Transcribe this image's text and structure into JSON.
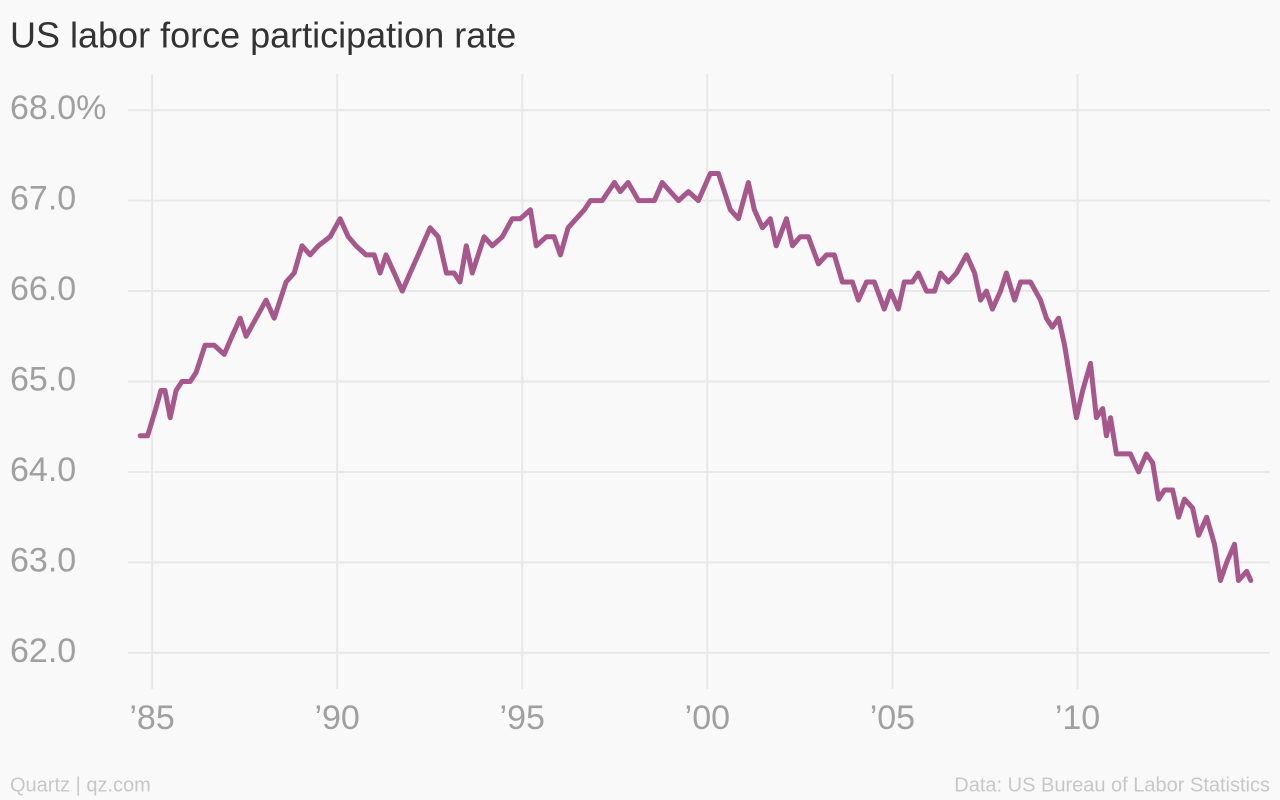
{
  "chart_data": {
    "type": "line",
    "title": "US labor force participation rate",
    "credit": "Quartz | qz.com",
    "source": "Data: US Bureau of Labor Statistics",
    "xlim": [
      1984.35,
      2015.2
    ],
    "ylim": [
      61.6,
      68.4
    ],
    "grid": true,
    "xticks": [
      {
        "value": 1985,
        "label": "’85"
      },
      {
        "value": 1990,
        "label": "’90"
      },
      {
        "value": 1995,
        "label": "’95"
      },
      {
        "value": 2000,
        "label": "’00"
      },
      {
        "value": 2005,
        "label": "’05"
      },
      {
        "value": 2010,
        "label": "’10"
      }
    ],
    "yticks": [
      {
        "value": 62,
        "label": "62.0"
      },
      {
        "value": 63,
        "label": "63.0"
      },
      {
        "value": 64,
        "label": "64.0"
      },
      {
        "value": 65,
        "label": "65.0"
      },
      {
        "value": 66,
        "label": "66.0"
      },
      {
        "value": 67,
        "label": "67.0"
      },
      {
        "value": 68,
        "label": "68.0%"
      }
    ],
    "x": [
      1984.68,
      1984.88,
      1985.1,
      1985.24,
      1985.35,
      1985.49,
      1985.65,
      1985.81,
      1986.03,
      1986.19,
      1986.43,
      1986.68,
      1986.95,
      1987.16,
      1987.38,
      1987.54,
      1987.81,
      1988.08,
      1988.3,
      1988.62,
      1988.84,
      1989.05,
      1989.27,
      1989.49,
      1989.81,
      1990.08,
      1990.3,
      1990.51,
      1990.78,
      1991.0,
      1991.16,
      1991.32,
      1991.54,
      1991.76,
      1991.97,
      1992.19,
      1992.51,
      1992.73,
      1992.95,
      1993.16,
      1993.32,
      1993.49,
      1993.65,
      1993.97,
      1994.19,
      1994.46,
      1994.73,
      1994.95,
      1995.22,
      1995.38,
      1995.65,
      1995.86,
      1996.03,
      1996.24,
      1996.46,
      1996.68,
      1996.84,
      1997.16,
      1997.49,
      1997.65,
      1997.86,
      1998.14,
      1998.57,
      1998.78,
      1999.0,
      1999.22,
      1999.49,
      1999.76,
      2000.08,
      2000.3,
      2000.46,
      2000.62,
      2000.84,
      2001.11,
      2001.27,
      2001.49,
      2001.7,
      2001.86,
      2002.14,
      2002.3,
      2002.51,
      2002.73,
      2003.0,
      2003.22,
      2003.43,
      2003.65,
      2003.92,
      2004.08,
      2004.3,
      2004.51,
      2004.78,
      2004.95,
      2005.16,
      2005.32,
      2005.54,
      2005.7,
      2005.92,
      2006.14,
      2006.3,
      2006.51,
      2006.73,
      2007.0,
      2007.22,
      2007.38,
      2007.54,
      2007.7,
      2007.92,
      2008.08,
      2008.3,
      2008.46,
      2008.73,
      2009.0,
      2009.16,
      2009.32,
      2009.49,
      2009.65,
      2009.81,
      2009.97,
      2010.14,
      2010.35,
      2010.51,
      2010.68,
      2010.78,
      2010.89,
      2011.05,
      2011.43,
      2011.65,
      2011.86,
      2012.03,
      2012.19,
      2012.35,
      2012.57,
      2012.73,
      2012.89,
      2013.11,
      2013.27,
      2013.49,
      2013.7,
      2013.86,
      2014.03,
      2014.24,
      2014.35,
      2014.57,
      2014.68
    ],
    "series": [
      {
        "name": "Participation rate",
        "color": "#a6578b",
        "values": [
          64.4,
          64.4,
          64.7,
          64.9,
          64.9,
          64.6,
          64.9,
          65.0,
          65.0,
          65.1,
          65.4,
          65.4,
          65.3,
          65.5,
          65.7,
          65.5,
          65.7,
          65.9,
          65.7,
          66.1,
          66.2,
          66.5,
          66.4,
          66.5,
          66.6,
          66.8,
          66.6,
          66.5,
          66.4,
          66.4,
          66.2,
          66.4,
          66.2,
          66.0,
          66.2,
          66.4,
          66.7,
          66.6,
          66.2,
          66.2,
          66.1,
          66.5,
          66.2,
          66.6,
          66.5,
          66.6,
          66.8,
          66.8,
          66.9,
          66.5,
          66.6,
          66.6,
          66.4,
          66.7,
          66.8,
          66.9,
          67.0,
          67.0,
          67.2,
          67.1,
          67.2,
          67.0,
          67.0,
          67.2,
          67.1,
          67.0,
          67.1,
          67.0,
          67.3,
          67.3,
          67.1,
          66.9,
          66.8,
          67.2,
          66.9,
          66.7,
          66.8,
          66.5,
          66.8,
          66.5,
          66.6,
          66.6,
          66.3,
          66.4,
          66.4,
          66.1,
          66.1,
          65.9,
          66.1,
          66.1,
          65.8,
          66.0,
          65.8,
          66.1,
          66.1,
          66.2,
          66.0,
          66.0,
          66.2,
          66.1,
          66.2,
          66.4,
          66.2,
          65.9,
          66.0,
          65.8,
          66.0,
          66.2,
          65.9,
          66.1,
          66.1,
          65.9,
          65.7,
          65.6,
          65.7,
          65.4,
          65.0,
          64.6,
          64.9,
          65.2,
          64.6,
          64.7,
          64.4,
          64.6,
          64.2,
          64.2,
          64.0,
          64.2,
          64.1,
          63.7,
          63.8,
          63.8,
          63.5,
          63.7,
          63.6,
          63.3,
          63.5,
          63.2,
          62.8,
          63.0,
          63.2,
          62.8,
          62.9,
          62.8
        ]
      }
    ]
  }
}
--
**Aim of the exercise**
Extract the full listing exactly, with the pictures left out.

**Solution to this problem**
Transcribe this image's text and structure into JSON.
{
  "chart_data": {
    "type": "line",
    "title": "US labor force participation rate",
    "credit": "Quartz | qz.com",
    "source": "Data: US Bureau of Labor Statistics",
    "xlim": [
      1984.35,
      2015.2
    ],
    "ylim": [
      61.6,
      68.4
    ],
    "grid": true,
    "xticks": [
      {
        "value": 1985,
        "label": "’85"
      },
      {
        "value": 1990,
        "label": "’90"
      },
      {
        "value": 1995,
        "label": "’95"
      },
      {
        "value": 2000,
        "label": "’00"
      },
      {
        "value": 2005,
        "label": "’05"
      },
      {
        "value": 2010,
        "label": "’10"
      }
    ],
    "yticks": [
      {
        "value": 62,
        "label": "62.0"
      },
      {
        "value": 63,
        "label": "63.0"
      },
      {
        "value": 64,
        "label": "64.0"
      },
      {
        "value": 65,
        "label": "65.0"
      },
      {
        "value": 66,
        "label": "66.0"
      },
      {
        "value": 67,
        "label": "67.0"
      },
      {
        "value": 68,
        "label": "68.0%"
      }
    ],
    "x": [
      1984.68,
      1984.88,
      1985.1,
      1985.24,
      1985.35,
      1985.49,
      1985.65,
      1985.81,
      1986.03,
      1986.19,
      1986.43,
      1986.68,
      1986.95,
      1987.16,
      1987.38,
      1987.54,
      1987.81,
      1988.08,
      1988.3,
      1988.62,
      1988.84,
      1989.05,
      1989.27,
      1989.49,
      1989.81,
      1990.08,
      1990.3,
      1990.51,
      1990.78,
      1991.0,
      1991.16,
      1991.32,
      1991.54,
      1991.76,
      1991.97,
      1992.19,
      1992.51,
      1992.73,
      1992.95,
      1993.16,
      1993.32,
      1993.49,
      1993.65,
      1993.97,
      1994.19,
      1994.46,
      1994.73,
      1994.95,
      1995.22,
      1995.38,
      1995.65,
      1995.86,
      1996.03,
      1996.24,
      1996.46,
      1996.68,
      1996.84,
      1997.16,
      1997.49,
      1997.65,
      1997.86,
      1998.14,
      1998.57,
      1998.78,
      1999.0,
      1999.22,
      1999.49,
      1999.76,
      2000.08,
      2000.3,
      2000.46,
      2000.62,
      2000.84,
      2001.11,
      2001.27,
      2001.49,
      2001.7,
      2001.86,
      2002.14,
      2002.3,
      2002.51,
      2002.73,
      2003.0,
      2003.22,
      2003.43,
      2003.65,
      2003.92,
      2004.08,
      2004.3,
      2004.51,
      2004.78,
      2004.95,
      2005.16,
      2005.32,
      2005.54,
      2005.7,
      2005.92,
      2006.14,
      2006.3,
      2006.51,
      2006.73,
      2007.0,
      2007.22,
      2007.38,
      2007.54,
      2007.7,
      2007.92,
      2008.08,
      2008.3,
      2008.46,
      2008.73,
      2009.0,
      2009.16,
      2009.32,
      2009.49,
      2009.65,
      2009.81,
      2009.97,
      2010.14,
      2010.35,
      2010.51,
      2010.68,
      2010.78,
      2010.89,
      2011.05,
      2011.43,
      2011.65,
      2011.86,
      2012.03,
      2012.19,
      2012.35,
      2012.57,
      2012.73,
      2012.89,
      2013.11,
      2013.27,
      2013.49,
      2013.7,
      2013.86,
      2014.03,
      2014.24,
      2014.35,
      2014.57,
      2014.68
    ],
    "series": [
      {
        "name": "Participation rate",
        "color": "#a6578b",
        "values": [
          64.4,
          64.4,
          64.7,
          64.9,
          64.9,
          64.6,
          64.9,
          65.0,
          65.0,
          65.1,
          65.4,
          65.4,
          65.3,
          65.5,
          65.7,
          65.5,
          65.7,
          65.9,
          65.7,
          66.1,
          66.2,
          66.5,
          66.4,
          66.5,
          66.6,
          66.8,
          66.6,
          66.5,
          66.4,
          66.4,
          66.2,
          66.4,
          66.2,
          66.0,
          66.2,
          66.4,
          66.7,
          66.6,
          66.2,
          66.2,
          66.1,
          66.5,
          66.2,
          66.6,
          66.5,
          66.6,
          66.8,
          66.8,
          66.9,
          66.5,
          66.6,
          66.6,
          66.4,
          66.7,
          66.8,
          66.9,
          67.0,
          67.0,
          67.2,
          67.1,
          67.2,
          67.0,
          67.0,
          67.2,
          67.1,
          67.0,
          67.1,
          67.0,
          67.3,
          67.3,
          67.1,
          66.9,
          66.8,
          67.2,
          66.9,
          66.7,
          66.8,
          66.5,
          66.8,
          66.5,
          66.6,
          66.6,
          66.3,
          66.4,
          66.4,
          66.1,
          66.1,
          65.9,
          66.1,
          66.1,
          65.8,
          66.0,
          65.8,
          66.1,
          66.1,
          66.2,
          66.0,
          66.0,
          66.2,
          66.1,
          66.2,
          66.4,
          66.2,
          65.9,
          66.0,
          65.8,
          66.0,
          66.2,
          65.9,
          66.1,
          66.1,
          65.9,
          65.7,
          65.6,
          65.7,
          65.4,
          65.0,
          64.6,
          64.9,
          65.2,
          64.6,
          64.7,
          64.4,
          64.6,
          64.2,
          64.2,
          64.0,
          64.2,
          64.1,
          63.7,
          63.8,
          63.8,
          63.5,
          63.7,
          63.6,
          63.3,
          63.5,
          63.2,
          62.8,
          63.0,
          63.2,
          62.8,
          62.9,
          62.8
        ]
      }
    ]
  }
}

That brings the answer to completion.